● Given request
Format everything from the start of the lines down to the one containing "settings-item-feed-from-3rd-party[interactable]: Feed from" as a numbered list, with both ends included and blank lines omitted.

● Labeled box records
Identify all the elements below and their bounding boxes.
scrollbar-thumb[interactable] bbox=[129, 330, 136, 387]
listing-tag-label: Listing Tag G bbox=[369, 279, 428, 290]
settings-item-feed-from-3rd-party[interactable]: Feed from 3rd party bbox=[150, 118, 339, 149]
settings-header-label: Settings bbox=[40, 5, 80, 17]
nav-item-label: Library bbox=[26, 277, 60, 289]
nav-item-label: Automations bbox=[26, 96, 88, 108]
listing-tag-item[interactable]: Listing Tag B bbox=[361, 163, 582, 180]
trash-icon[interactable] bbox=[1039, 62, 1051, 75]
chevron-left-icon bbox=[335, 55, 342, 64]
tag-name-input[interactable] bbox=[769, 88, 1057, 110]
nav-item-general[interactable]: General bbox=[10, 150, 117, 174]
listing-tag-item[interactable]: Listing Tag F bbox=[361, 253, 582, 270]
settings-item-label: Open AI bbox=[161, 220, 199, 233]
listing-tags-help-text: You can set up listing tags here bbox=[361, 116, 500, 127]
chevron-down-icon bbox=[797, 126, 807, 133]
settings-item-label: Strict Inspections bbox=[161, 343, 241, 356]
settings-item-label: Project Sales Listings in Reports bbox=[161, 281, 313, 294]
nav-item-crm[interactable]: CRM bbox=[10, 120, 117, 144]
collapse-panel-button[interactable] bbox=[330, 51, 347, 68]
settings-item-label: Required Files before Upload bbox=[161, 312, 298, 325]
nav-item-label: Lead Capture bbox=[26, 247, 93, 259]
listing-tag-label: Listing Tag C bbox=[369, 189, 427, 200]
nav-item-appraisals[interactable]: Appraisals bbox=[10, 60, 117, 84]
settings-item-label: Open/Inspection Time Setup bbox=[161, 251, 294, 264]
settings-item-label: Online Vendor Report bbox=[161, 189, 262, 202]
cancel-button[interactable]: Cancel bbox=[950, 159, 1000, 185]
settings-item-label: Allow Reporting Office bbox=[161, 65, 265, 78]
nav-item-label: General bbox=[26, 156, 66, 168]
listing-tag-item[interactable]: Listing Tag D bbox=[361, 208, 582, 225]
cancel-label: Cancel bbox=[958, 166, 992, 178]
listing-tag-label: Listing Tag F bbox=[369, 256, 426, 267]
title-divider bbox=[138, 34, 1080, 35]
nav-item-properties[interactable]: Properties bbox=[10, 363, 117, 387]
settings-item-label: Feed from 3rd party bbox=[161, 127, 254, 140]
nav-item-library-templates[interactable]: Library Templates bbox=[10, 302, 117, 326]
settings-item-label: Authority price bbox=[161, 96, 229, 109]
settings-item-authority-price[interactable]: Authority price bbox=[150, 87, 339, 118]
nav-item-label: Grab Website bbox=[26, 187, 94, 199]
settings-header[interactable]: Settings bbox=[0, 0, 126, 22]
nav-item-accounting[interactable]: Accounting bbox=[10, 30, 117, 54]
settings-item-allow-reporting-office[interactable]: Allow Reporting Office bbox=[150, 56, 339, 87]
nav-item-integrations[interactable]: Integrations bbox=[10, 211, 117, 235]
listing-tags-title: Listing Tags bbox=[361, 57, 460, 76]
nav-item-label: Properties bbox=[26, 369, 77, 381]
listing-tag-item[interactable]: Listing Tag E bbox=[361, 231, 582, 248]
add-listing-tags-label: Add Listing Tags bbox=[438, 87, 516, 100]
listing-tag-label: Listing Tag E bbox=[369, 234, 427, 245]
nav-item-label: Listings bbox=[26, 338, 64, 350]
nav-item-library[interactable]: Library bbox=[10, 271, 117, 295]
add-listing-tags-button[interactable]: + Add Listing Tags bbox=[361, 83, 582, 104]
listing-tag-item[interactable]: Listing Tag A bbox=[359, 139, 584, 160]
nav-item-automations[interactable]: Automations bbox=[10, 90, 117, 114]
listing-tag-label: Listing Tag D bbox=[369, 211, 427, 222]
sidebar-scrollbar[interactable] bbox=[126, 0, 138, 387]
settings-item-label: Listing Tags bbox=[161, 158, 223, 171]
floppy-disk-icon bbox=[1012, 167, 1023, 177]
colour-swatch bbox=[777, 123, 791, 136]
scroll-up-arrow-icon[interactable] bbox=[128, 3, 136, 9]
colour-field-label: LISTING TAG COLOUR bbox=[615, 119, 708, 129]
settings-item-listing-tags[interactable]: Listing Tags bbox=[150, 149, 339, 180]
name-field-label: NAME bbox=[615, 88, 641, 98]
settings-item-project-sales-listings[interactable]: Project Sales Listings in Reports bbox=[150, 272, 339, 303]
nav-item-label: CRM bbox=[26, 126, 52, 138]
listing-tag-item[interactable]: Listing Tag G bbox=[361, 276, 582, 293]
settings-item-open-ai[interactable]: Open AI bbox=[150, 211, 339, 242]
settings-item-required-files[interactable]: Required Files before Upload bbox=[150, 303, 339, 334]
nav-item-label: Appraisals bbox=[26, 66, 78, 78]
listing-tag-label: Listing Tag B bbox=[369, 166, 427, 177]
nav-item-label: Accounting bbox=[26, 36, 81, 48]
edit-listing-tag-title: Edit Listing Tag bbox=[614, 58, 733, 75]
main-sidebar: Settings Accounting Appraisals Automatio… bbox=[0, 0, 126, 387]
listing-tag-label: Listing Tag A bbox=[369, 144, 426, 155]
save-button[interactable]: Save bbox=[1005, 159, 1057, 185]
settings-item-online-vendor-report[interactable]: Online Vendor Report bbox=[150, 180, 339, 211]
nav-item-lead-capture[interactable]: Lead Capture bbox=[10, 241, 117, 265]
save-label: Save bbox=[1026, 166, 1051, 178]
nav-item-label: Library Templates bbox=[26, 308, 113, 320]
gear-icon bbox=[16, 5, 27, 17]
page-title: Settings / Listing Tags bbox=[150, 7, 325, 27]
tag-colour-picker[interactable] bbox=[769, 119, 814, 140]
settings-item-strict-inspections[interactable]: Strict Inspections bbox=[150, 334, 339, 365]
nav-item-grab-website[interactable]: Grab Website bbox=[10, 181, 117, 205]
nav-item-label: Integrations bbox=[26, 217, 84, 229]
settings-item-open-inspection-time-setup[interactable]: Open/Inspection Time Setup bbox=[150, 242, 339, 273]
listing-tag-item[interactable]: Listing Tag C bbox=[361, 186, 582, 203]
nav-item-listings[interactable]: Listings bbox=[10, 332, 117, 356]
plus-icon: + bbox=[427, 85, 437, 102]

● Exercise answer
1. Identify all the elements below and their bounding boxes.
2. scrollbar-thumb[interactable] bbox=[129, 330, 136, 387]
3. listing-tag-label: Listing Tag G bbox=[369, 279, 428, 290]
4. settings-item-feed-from-3rd-party[interactable]: Feed from 3rd party bbox=[150, 118, 339, 149]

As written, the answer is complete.